Data entries:
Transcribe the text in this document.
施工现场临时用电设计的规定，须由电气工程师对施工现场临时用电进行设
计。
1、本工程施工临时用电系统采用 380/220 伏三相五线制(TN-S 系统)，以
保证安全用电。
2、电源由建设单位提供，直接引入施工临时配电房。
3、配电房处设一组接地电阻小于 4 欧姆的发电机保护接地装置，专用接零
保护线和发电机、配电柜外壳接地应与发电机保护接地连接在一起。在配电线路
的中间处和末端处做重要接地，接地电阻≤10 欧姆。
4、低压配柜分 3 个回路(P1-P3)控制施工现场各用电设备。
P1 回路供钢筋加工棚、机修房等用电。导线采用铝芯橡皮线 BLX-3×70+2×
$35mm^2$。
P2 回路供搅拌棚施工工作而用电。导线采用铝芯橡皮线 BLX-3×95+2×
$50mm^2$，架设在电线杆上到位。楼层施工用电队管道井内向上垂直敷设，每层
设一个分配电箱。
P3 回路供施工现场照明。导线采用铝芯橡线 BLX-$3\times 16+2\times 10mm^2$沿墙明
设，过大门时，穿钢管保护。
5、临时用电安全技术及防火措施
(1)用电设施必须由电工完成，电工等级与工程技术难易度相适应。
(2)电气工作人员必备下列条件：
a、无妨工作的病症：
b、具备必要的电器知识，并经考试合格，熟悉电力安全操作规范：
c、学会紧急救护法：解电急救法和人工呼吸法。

What you should do: Copy every record above exactly as it appears.

Exercise solution:
Transcribe the text in this document.
施工现场临时用电设计的规定，须由电气工程师对施工现场临时用电进行设
计。
1、本工程施工临时用电系统采用 380/220 伏三相五线制(TN-S 系统)，以
保证安全用电。
2、电源由建设单位提供，直接引入施工临时配电房。
3、配电房处设一组接地电阻小于 4 欧姆的发电机保护接地装置，专用接零
保护线和发电机、配电柜外壳接地应与发电机保护接地连接在一起。在配电线路
的中间处和末端处做重要接地，接地电阻≤10 欧姆。
4、低压配柜分 3 个回路(P1-P3)控制施工现场各用电设备。
P1 回路供钢筋加工棚、机修房等用电。导线采用铝芯橡皮线 BLX-3×70+2×
$35mm^2$。
P2 回路供搅拌棚施工工作而用电。导线采用铝芯橡皮线 BLX-3×95+2×
$50mm^2$，架设在电线杆上到位。楼层施工用电队管道井内向上垂直敷设，每层
设一个分配电箱。
P3 回路供施工现场照明。导线采用铝芯橡线 BLX-$3\times 16+2\times 10mm^2$沿墙明
设，过大门时，穿钢管保护。
5、临时用电安全技术及防火措施
(1)用电设施必须由电工完成，电工等级与工程技术难易度相适应。
(2)电气工作人员必备下列条件：
a、无妨工作的病症：
b、具备必要的电器知识，并经考试合格，熟悉电力安全操作规范：
c、学会紧急救护法：解电急救法和人工呼吸法。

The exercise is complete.